:: The input ::

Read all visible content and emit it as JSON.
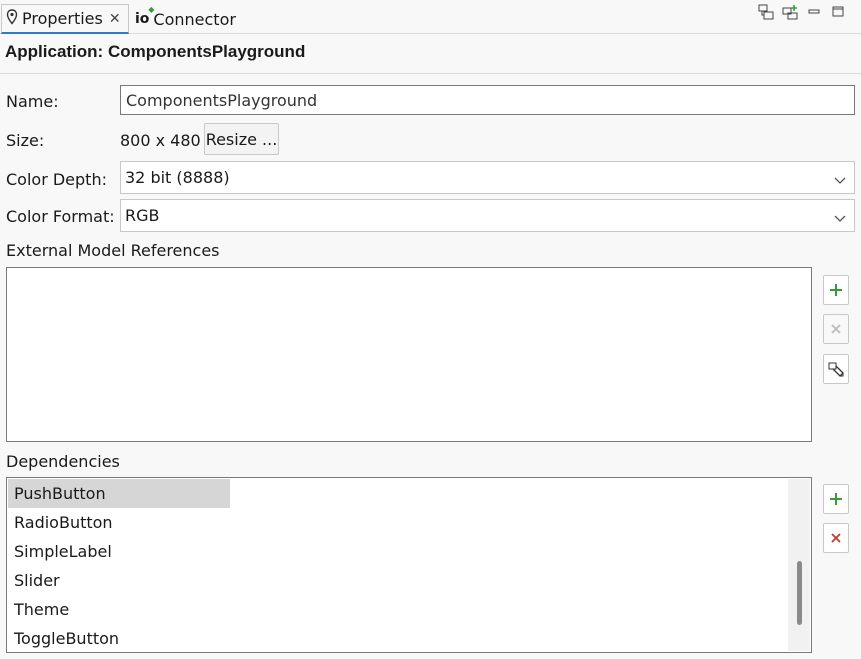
{
  "tabs": [
    {
      "label": "Properties",
      "icon": "pin-icon",
      "active": true
    },
    {
      "label": "Connector",
      "icon": "io-icon",
      "active": false
    }
  ],
  "header": {
    "title": "Application: ComponentsPlayground"
  },
  "name": {
    "label": "Name:",
    "value": "ComponentsPlayground"
  },
  "size": {
    "label": "Size:",
    "value": "800 x 480",
    "resize_button": "Resize ..."
  },
  "color_depth": {
    "label": "Color Depth:",
    "value": "32 bit (8888)"
  },
  "color_format": {
    "label": "Color Format:",
    "value": "RGB"
  },
  "external_refs": {
    "label": "External Model References",
    "items": []
  },
  "dependencies": {
    "label": "Dependencies",
    "items": [
      "PushButton",
      "RadioButton",
      "SimpleLabel",
      "Slider",
      "Theme",
      "ToggleButton"
    ],
    "selected": "PushButton"
  },
  "colors": {
    "accent": "#2b7bd5",
    "add_green": "#3a9a3a",
    "remove_red": "#c0392b",
    "disabled_gray": "#bbbbbb"
  }
}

:::

* Exercise
Locate the word "value" in the data above. Copy every line carrying it.

* Result for this exercise
    "value": "ComponentsPlayground"
    "value": "800 x 480",
    "value": "32 bit (8888)"
    "value": "RGB"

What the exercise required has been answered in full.